Lines of data
=======
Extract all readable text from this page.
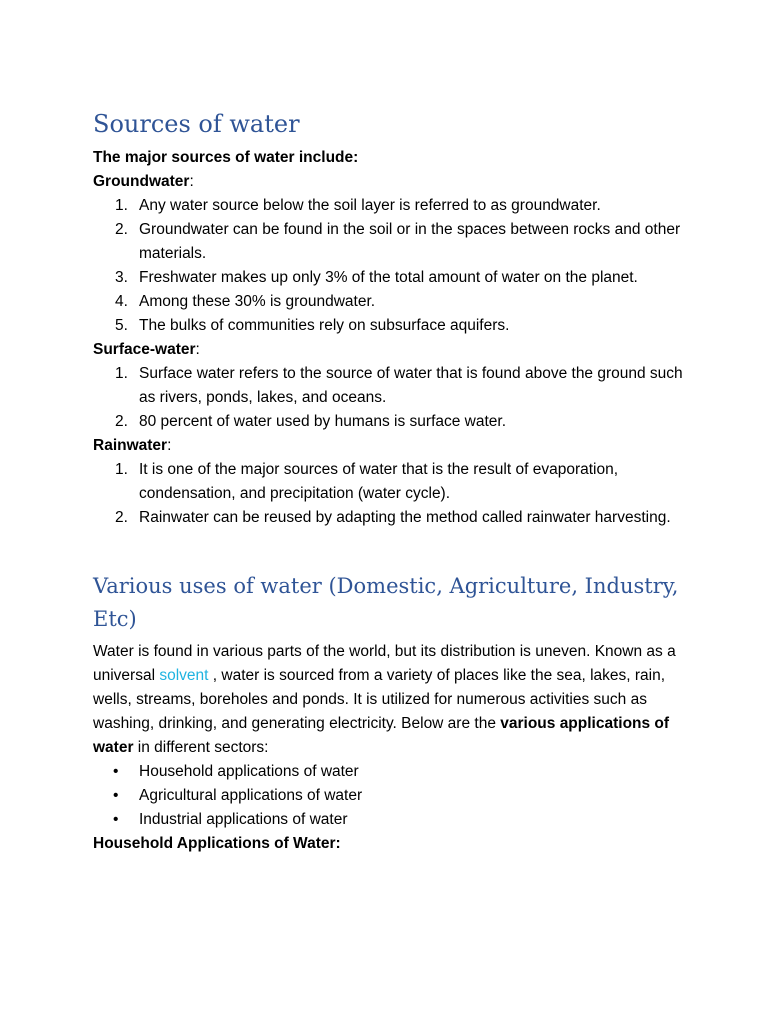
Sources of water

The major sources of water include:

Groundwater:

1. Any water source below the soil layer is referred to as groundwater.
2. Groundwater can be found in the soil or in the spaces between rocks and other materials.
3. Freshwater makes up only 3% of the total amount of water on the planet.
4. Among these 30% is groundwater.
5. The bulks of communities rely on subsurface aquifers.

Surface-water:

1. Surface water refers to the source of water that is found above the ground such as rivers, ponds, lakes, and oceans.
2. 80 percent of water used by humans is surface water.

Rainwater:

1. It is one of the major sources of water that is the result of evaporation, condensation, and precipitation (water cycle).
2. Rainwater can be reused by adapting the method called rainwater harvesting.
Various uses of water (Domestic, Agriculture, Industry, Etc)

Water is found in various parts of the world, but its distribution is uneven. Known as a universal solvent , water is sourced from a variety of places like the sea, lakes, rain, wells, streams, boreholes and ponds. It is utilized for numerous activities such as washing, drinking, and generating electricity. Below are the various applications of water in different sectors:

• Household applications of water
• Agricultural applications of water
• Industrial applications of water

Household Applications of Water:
=======
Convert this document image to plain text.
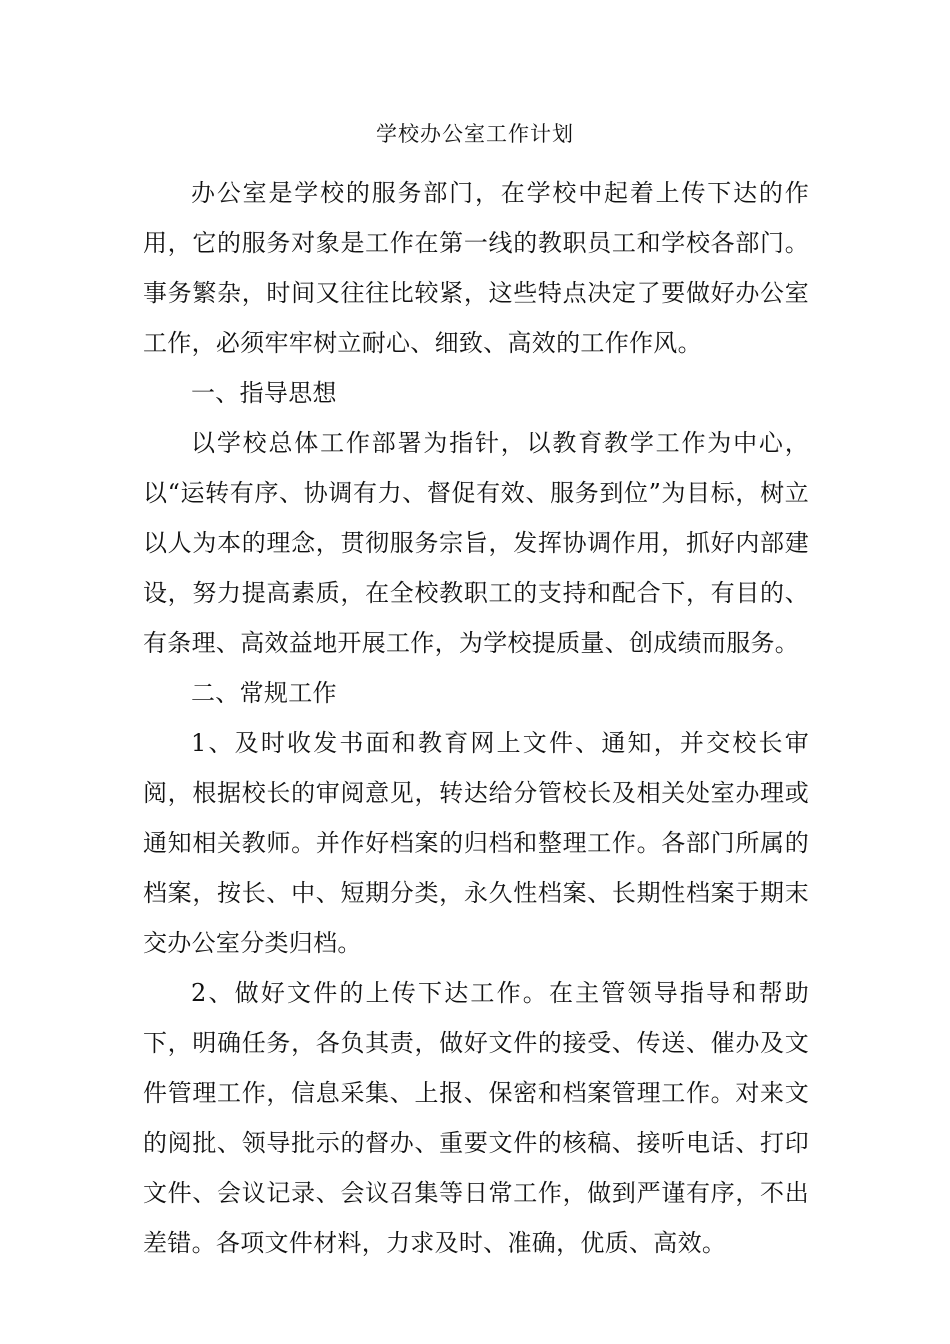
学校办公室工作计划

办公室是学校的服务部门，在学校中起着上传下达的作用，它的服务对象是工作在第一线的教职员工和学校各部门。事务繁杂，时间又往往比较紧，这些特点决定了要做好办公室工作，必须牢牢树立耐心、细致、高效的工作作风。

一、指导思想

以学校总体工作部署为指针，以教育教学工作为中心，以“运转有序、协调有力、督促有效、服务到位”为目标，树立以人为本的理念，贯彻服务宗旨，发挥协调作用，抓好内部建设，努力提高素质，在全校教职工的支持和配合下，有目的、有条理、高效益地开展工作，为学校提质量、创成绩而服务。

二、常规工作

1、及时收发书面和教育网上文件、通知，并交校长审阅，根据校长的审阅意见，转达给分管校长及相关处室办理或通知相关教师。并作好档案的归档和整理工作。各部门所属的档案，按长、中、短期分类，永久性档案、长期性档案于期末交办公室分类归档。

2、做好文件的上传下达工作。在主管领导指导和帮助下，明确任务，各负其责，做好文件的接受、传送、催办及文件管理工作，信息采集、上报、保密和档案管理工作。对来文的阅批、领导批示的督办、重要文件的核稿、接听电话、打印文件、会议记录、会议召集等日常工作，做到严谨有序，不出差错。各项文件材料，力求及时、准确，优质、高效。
=======
• **WORK TO DO**:
Pick out the lines that include the word "such" and write them out.

• **SOLVED EXERCISE**:
1. Surface water refers to the source of water that is found above the ground such as rivers, ponds, lakes, and oceans.
Water is found in various parts of the world, but its distribution is uneven. Known as a universal solvent , water is sourced from a variety of places like the sea, lakes, rain, wells, streams, boreholes and ponds. It is utilized for numerous activities such as washing, drinking, and generating electricity. Below are the various applications of water in different sectors:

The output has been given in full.